→ **WORK REQUIRED**
Search the data for the word "title" and copy every line where it occurs.

Data listing:
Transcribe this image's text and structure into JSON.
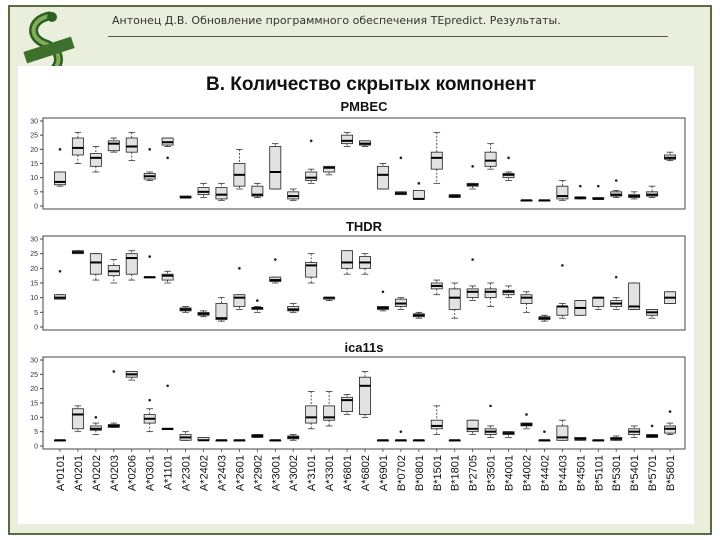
{
  "header": {
    "title": "Антонец Д.В. Обновление программного обеспечения TEpredict. Результаты."
  },
  "chart_data": {
    "type": "boxplot",
    "title": "B. Количество скрытых компонент",
    "categories": [
      "A*0101",
      "A*0201",
      "A*0202",
      "A*0203",
      "A*0206",
      "A*0301",
      "A*1101",
      "A*2301",
      "A*2402",
      "A*2403",
      "A*2601",
      "A*2902",
      "A*3001",
      "A*3002",
      "A*3101",
      "A*3301",
      "A*6801",
      "A*6802",
      "A*6901",
      "B*0702",
      "B*0801",
      "B*1501",
      "B*1801",
      "B*2705",
      "B*3501",
      "B*4001",
      "B*4002",
      "B*4402",
      "B*4403",
      "B*4501",
      "B*5101",
      "B*5301",
      "B*5401",
      "B*5701",
      "B*5801"
    ],
    "ylim": [
      0,
      30
    ],
    "yticks": [
      0,
      5,
      10,
      15,
      20,
      25,
      30
    ],
    "panels": [
      {
        "title": "PMBEC",
        "boxes": [
          {
            "min": 7,
            "q1": 7.5,
            "med": 8.5,
            "q3": 12,
            "max": 12,
            "out": [
              20
            ]
          },
          {
            "min": 15,
            "q1": 18,
            "med": 20.5,
            "q3": 24,
            "max": 26,
            "out": []
          },
          {
            "min": 12,
            "q1": 14,
            "med": 17,
            "q3": 18.5,
            "max": 21,
            "out": []
          },
          {
            "min": 19,
            "q1": 19.5,
            "med": 22,
            "q3": 23,
            "max": 24,
            "out": []
          },
          {
            "min": 16,
            "q1": 19,
            "med": 21,
            "q3": 24,
            "max": 26,
            "out": []
          },
          {
            "min": 9,
            "q1": 9.5,
            "med": 10.5,
            "q3": 11.5,
            "max": 12,
            "out": [
              20
            ]
          },
          {
            "min": 21,
            "q1": 21.5,
            "med": 22.5,
            "q3": 24,
            "max": 24,
            "out": [
              17
            ]
          },
          {
            "min": 3,
            "q1": 3,
            "med": 3,
            "q3": 3.5,
            "max": 3.5,
            "out": []
          },
          {
            "min": 3,
            "q1": 4,
            "med": 5,
            "q3": 6.5,
            "max": 8,
            "out": []
          },
          {
            "min": 2,
            "q1": 2.5,
            "med": 4,
            "q3": 6.5,
            "max": 8,
            "out": []
          },
          {
            "min": 6,
            "q1": 7,
            "med": 11,
            "q3": 15,
            "max": 20,
            "out": []
          },
          {
            "min": 3,
            "q1": 3.5,
            "med": 4,
            "q3": 7,
            "max": 8,
            "out": []
          },
          {
            "min": 6,
            "q1": 6,
            "med": 12,
            "q3": 21,
            "max": 22,
            "out": []
          },
          {
            "min": 2,
            "q1": 2.5,
            "med": 3.5,
            "q3": 5,
            "max": 6,
            "out": []
          },
          {
            "min": 8,
            "q1": 9,
            "med": 10,
            "q3": 12,
            "max": 13,
            "out": [
              23
            ]
          },
          {
            "min": 11,
            "q1": 12,
            "med": 13.5,
            "q3": 14,
            "max": 14,
            "out": []
          },
          {
            "min": 21,
            "q1": 22,
            "med": 23,
            "q3": 25,
            "max": 26,
            "out": []
          },
          {
            "min": 21,
            "q1": 21.5,
            "med": 22,
            "q3": 23,
            "max": 23,
            "out": []
          },
          {
            "min": 6,
            "q1": 6,
            "med": 11,
            "q3": 14,
            "max": 15,
            "out": []
          },
          {
            "min": 4,
            "q1": 4,
            "med": 4.5,
            "q3": 5,
            "max": 5,
            "out": [
              17
            ]
          },
          {
            "min": 2.5,
            "q1": 2.5,
            "med": 2.5,
            "q3": 5.5,
            "max": 5.5,
            "out": [
              8
            ]
          },
          {
            "min": 8,
            "q1": 13,
            "med": 17,
            "q3": 19,
            "max": 26,
            "out": []
          },
          {
            "min": 3,
            "q1": 3,
            "med": 3.5,
            "q3": 4,
            "max": 4,
            "out": []
          },
          {
            "min": 6,
            "q1": 7,
            "med": 7.5,
            "q3": 8,
            "max": 8,
            "out": [
              14
            ]
          },
          {
            "min": 13,
            "q1": 14,
            "med": 16,
            "q3": 19,
            "max": 22,
            "out": []
          },
          {
            "min": 9,
            "q1": 10,
            "med": 11,
            "q3": 11.5,
            "max": 12,
            "out": [
              17
            ]
          },
          {
            "min": 2,
            "q1": 2,
            "med": 2,
            "q3": 2,
            "max": 2,
            "out": []
          },
          {
            "min": 2,
            "q1": 2,
            "med": 2,
            "q3": 2,
            "max": 2,
            "out": []
          },
          {
            "min": 2,
            "q1": 2.5,
            "med": 3.5,
            "q3": 7,
            "max": 9,
            "out": []
          },
          {
            "min": 2.5,
            "q1": 2.5,
            "med": 3,
            "q3": 3,
            "max": 3,
            "out": [
              7
            ]
          },
          {
            "min": 2.5,
            "q1": 2.5,
            "med": 2.5,
            "q3": 3,
            "max": 3,
            "out": [
              7
            ]
          },
          {
            "min": 3,
            "q1": 3.5,
            "med": 4,
            "q3": 5,
            "max": 5.5,
            "out": [
              9
            ]
          },
          {
            "min": 2.5,
            "q1": 3,
            "med": 3.5,
            "q3": 4,
            "max": 5,
            "out": []
          },
          {
            "min": 3,
            "q1": 3.5,
            "med": 4,
            "q3": 5,
            "max": 7,
            "out": []
          },
          {
            "min": 16,
            "q1": 16.5,
            "med": 17,
            "q3": 18,
            "max": 19,
            "out": []
          }
        ]
      },
      {
        "title": "THDR",
        "boxes": [
          {
            "min": 9.5,
            "q1": 9.5,
            "med": 10,
            "q3": 11,
            "max": 11,
            "out": [
              19
            ]
          },
          {
            "min": 25,
            "q1": 25,
            "med": 25.5,
            "q3": 26,
            "max": 26,
            "out": []
          },
          {
            "min": 16,
            "q1": 18,
            "med": 22,
            "q3": 25,
            "max": 25,
            "out": []
          },
          {
            "min": 15,
            "q1": 17.5,
            "med": 19,
            "q3": 21,
            "max": 23,
            "out": []
          },
          {
            "min": 16,
            "q1": 18,
            "med": 23.5,
            "q3": 25,
            "max": 26,
            "out": []
          },
          {
            "min": 17,
            "q1": 17,
            "med": 17,
            "q3": 17,
            "max": 17,
            "out": [
              24
            ]
          },
          {
            "min": 15,
            "q1": 16,
            "med": 17.5,
            "q3": 18,
            "max": 19,
            "out": []
          },
          {
            "min": 5,
            "q1": 5.5,
            "med": 6,
            "q3": 6.5,
            "max": 7,
            "out": []
          },
          {
            "min": 3.5,
            "q1": 4,
            "med": 4.5,
            "q3": 5,
            "max": 5.5,
            "out": []
          },
          {
            "min": 2,
            "q1": 2.5,
            "med": 3,
            "q3": 8,
            "max": 10,
            "out": []
          },
          {
            "min": 6,
            "q1": 7,
            "med": 10,
            "q3": 11,
            "max": 11,
            "out": [
              20
            ]
          },
          {
            "min": 5,
            "q1": 6,
            "med": 6.5,
            "q3": 6.5,
            "max": 7,
            "out": [
              9
            ]
          },
          {
            "min": 15,
            "q1": 15.5,
            "med": 16,
            "q3": 17,
            "max": 17,
            "out": [
              23
            ]
          },
          {
            "min": 5,
            "q1": 5.5,
            "med": 6,
            "q3": 7,
            "max": 8,
            "out": []
          },
          {
            "min": 15,
            "q1": 17,
            "med": 21,
            "q3": 22,
            "max": 25,
            "out": []
          },
          {
            "min": 9,
            "q1": 9.5,
            "med": 10,
            "q3": 10,
            "max": 10,
            "out": []
          },
          {
            "min": 18,
            "q1": 20,
            "med": 22,
            "q3": 26,
            "max": 26,
            "out": []
          },
          {
            "min": 18,
            "q1": 20,
            "med": 22,
            "q3": 24,
            "max": 25,
            "out": []
          },
          {
            "min": 5.5,
            "q1": 6,
            "med": 6.5,
            "q3": 7,
            "max": 7,
            "out": [
              12
            ]
          },
          {
            "min": 6,
            "q1": 7,
            "med": 8,
            "q3": 9.5,
            "max": 10,
            "out": []
          },
          {
            "min": 3,
            "q1": 3.5,
            "med": 4,
            "q3": 4.5,
            "max": 5,
            "out": []
          },
          {
            "min": 11,
            "q1": 13,
            "med": 14,
            "q3": 15,
            "max": 16,
            "out": []
          },
          {
            "min": 3,
            "q1": 6,
            "med": 10,
            "q3": 13,
            "max": 15,
            "out": []
          },
          {
            "min": 9,
            "q1": 10,
            "med": 12,
            "q3": 13,
            "max": 14,
            "out": [
              23
            ]
          },
          {
            "min": 7,
            "q1": 10,
            "med": 12,
            "q3": 13,
            "max": 15,
            "out": []
          },
          {
            "min": 10,
            "q1": 11,
            "med": 12,
            "q3": 12.5,
            "max": 14,
            "out": []
          },
          {
            "min": 5,
            "q1": 8,
            "med": 10,
            "q3": 11,
            "max": 12,
            "out": []
          },
          {
            "min": 2,
            "q1": 2.5,
            "med": 3,
            "q3": 3.5,
            "max": 4,
            "out": []
          },
          {
            "min": 3,
            "q1": 4,
            "med": 7,
            "q3": 7,
            "max": 8,
            "out": [
              21
            ]
          },
          {
            "min": 4,
            "q1": 4,
            "med": 6.5,
            "q3": 9,
            "max": 9,
            "out": []
          },
          {
            "min": 6,
            "q1": 7,
            "med": 10,
            "q3": 10,
            "max": 10,
            "out": []
          },
          {
            "min": 6,
            "q1": 7,
            "med": 8,
            "q3": 9,
            "max": 10,
            "out": [
              17
            ]
          },
          {
            "min": 6,
            "q1": 6,
            "med": 7,
            "q3": 15,
            "max": 15,
            "out": []
          },
          {
            "min": 3,
            "q1": 4,
            "med": 5,
            "q3": 6,
            "max": 6,
            "out": []
          },
          {
            "min": 8,
            "q1": 8,
            "med": 10,
            "q3": 12,
            "max": 12,
            "out": []
          }
        ]
      },
      {
        "title": "ica11s",
        "boxes": [
          {
            "min": 2,
            "q1": 2,
            "med": 2,
            "q3": 2,
            "max": 2,
            "out": []
          },
          {
            "min": 5,
            "q1": 6,
            "med": 11,
            "q3": 13,
            "max": 14,
            "out": []
          },
          {
            "min": 4,
            "q1": 5.5,
            "med": 6,
            "q3": 7,
            "max": 8,
            "out": [
              10
            ]
          },
          {
            "min": 6.5,
            "q1": 6.5,
            "med": 7,
            "q3": 7.5,
            "max": 8,
            "out": [
              26
            ]
          },
          {
            "min": 23,
            "q1": 24,
            "med": 25,
            "q3": 26,
            "max": 26,
            "out": []
          },
          {
            "min": 5,
            "q1": 8,
            "med": 9.5,
            "q3": 11,
            "max": 13,
            "out": [
              16
            ]
          },
          {
            "min": 6,
            "q1": 6,
            "med": 6,
            "q3": 6,
            "max": 6,
            "out": [
              21
            ]
          },
          {
            "min": 2,
            "q1": 2,
            "med": 3,
            "q3": 4,
            "max": 5,
            "out": []
          },
          {
            "min": 2,
            "q1": 2,
            "med": 2,
            "q3": 3,
            "max": 3,
            "out": []
          },
          {
            "min": 2,
            "q1": 2,
            "med": 2,
            "q3": 2,
            "max": 2,
            "out": []
          },
          {
            "min": 2,
            "q1": 2,
            "med": 2,
            "q3": 2,
            "max": 2,
            "out": []
          },
          {
            "min": 3,
            "q1": 3,
            "med": 3.5,
            "q3": 4,
            "max": 4,
            "out": []
          },
          {
            "min": 2,
            "q1": 2,
            "med": 2,
            "q3": 2,
            "max": 2,
            "out": []
          },
          {
            "min": 2,
            "q1": 2.5,
            "med": 3,
            "q3": 3.5,
            "max": 4,
            "out": []
          },
          {
            "min": 6,
            "q1": 8,
            "med": 10,
            "q3": 14,
            "max": 19,
            "out": []
          },
          {
            "min": 7,
            "q1": 9,
            "med": 10,
            "q3": 14,
            "max": 19,
            "out": []
          },
          {
            "min": 11,
            "q1": 12,
            "med": 16,
            "q3": 17,
            "max": 18,
            "out": []
          },
          {
            "min": 10,
            "q1": 11,
            "med": 21,
            "q3": 24,
            "max": 26,
            "out": []
          },
          {
            "min": 2,
            "q1": 2,
            "med": 2,
            "q3": 2,
            "max": 2,
            "out": []
          },
          {
            "min": 2,
            "q1": 2,
            "med": 2,
            "q3": 2,
            "max": 2,
            "out": [
              5
            ]
          },
          {
            "min": 2,
            "q1": 2,
            "med": 2,
            "q3": 2,
            "max": 2,
            "out": []
          },
          {
            "min": 4,
            "q1": 6,
            "med": 7,
            "q3": 9,
            "max": 14,
            "out": []
          },
          {
            "min": 2,
            "q1": 2,
            "med": 2,
            "q3": 2,
            "max": 2,
            "out": []
          },
          {
            "min": 4,
            "q1": 5,
            "med": 6,
            "q3": 9,
            "max": 9,
            "out": []
          },
          {
            "min": 3,
            "q1": 4,
            "med": 5,
            "q3": 6,
            "max": 7,
            "out": [
              14
            ]
          },
          {
            "min": 3,
            "q1": 4,
            "med": 4.5,
            "q3": 5,
            "max": 5,
            "out": []
          },
          {
            "min": 6,
            "q1": 7,
            "med": 7.5,
            "q3": 8,
            "max": 8,
            "out": [
              11
            ]
          },
          {
            "min": 2,
            "q1": 2,
            "med": 2,
            "q3": 2,
            "max": 2,
            "out": [
              5
            ]
          },
          {
            "min": 2,
            "q1": 2,
            "med": 3,
            "q3": 7,
            "max": 9,
            "out": []
          },
          {
            "min": 2,
            "q1": 2,
            "med": 2.5,
            "q3": 3,
            "max": 3,
            "out": []
          },
          {
            "min": 2,
            "q1": 2,
            "med": 2,
            "q3": 2,
            "max": 2,
            "out": []
          },
          {
            "min": 2,
            "q1": 2,
            "med": 2.5,
            "q3": 3,
            "max": 3.5,
            "out": []
          },
          {
            "min": 3,
            "q1": 4,
            "med": 5,
            "q3": 6,
            "max": 7,
            "out": []
          },
          {
            "min": 3,
            "q1": 3,
            "med": 3.5,
            "q3": 4,
            "max": 4,
            "out": [
              7
            ]
          },
          {
            "min": 4,
            "q1": 4.5,
            "med": 6,
            "q3": 7,
            "max": 8,
            "out": [
              12
            ]
          }
        ]
      }
    ]
  }
}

→ **RESPONSE BELOW**
    "title": "Антонец Д.В. Обновление программного обеспечения TEpredict. Результаты."
    "title": "B. Количество скрытых компонент",
        "title": "PMBEC",
        "title": "THDR",
        "title": "ica11s",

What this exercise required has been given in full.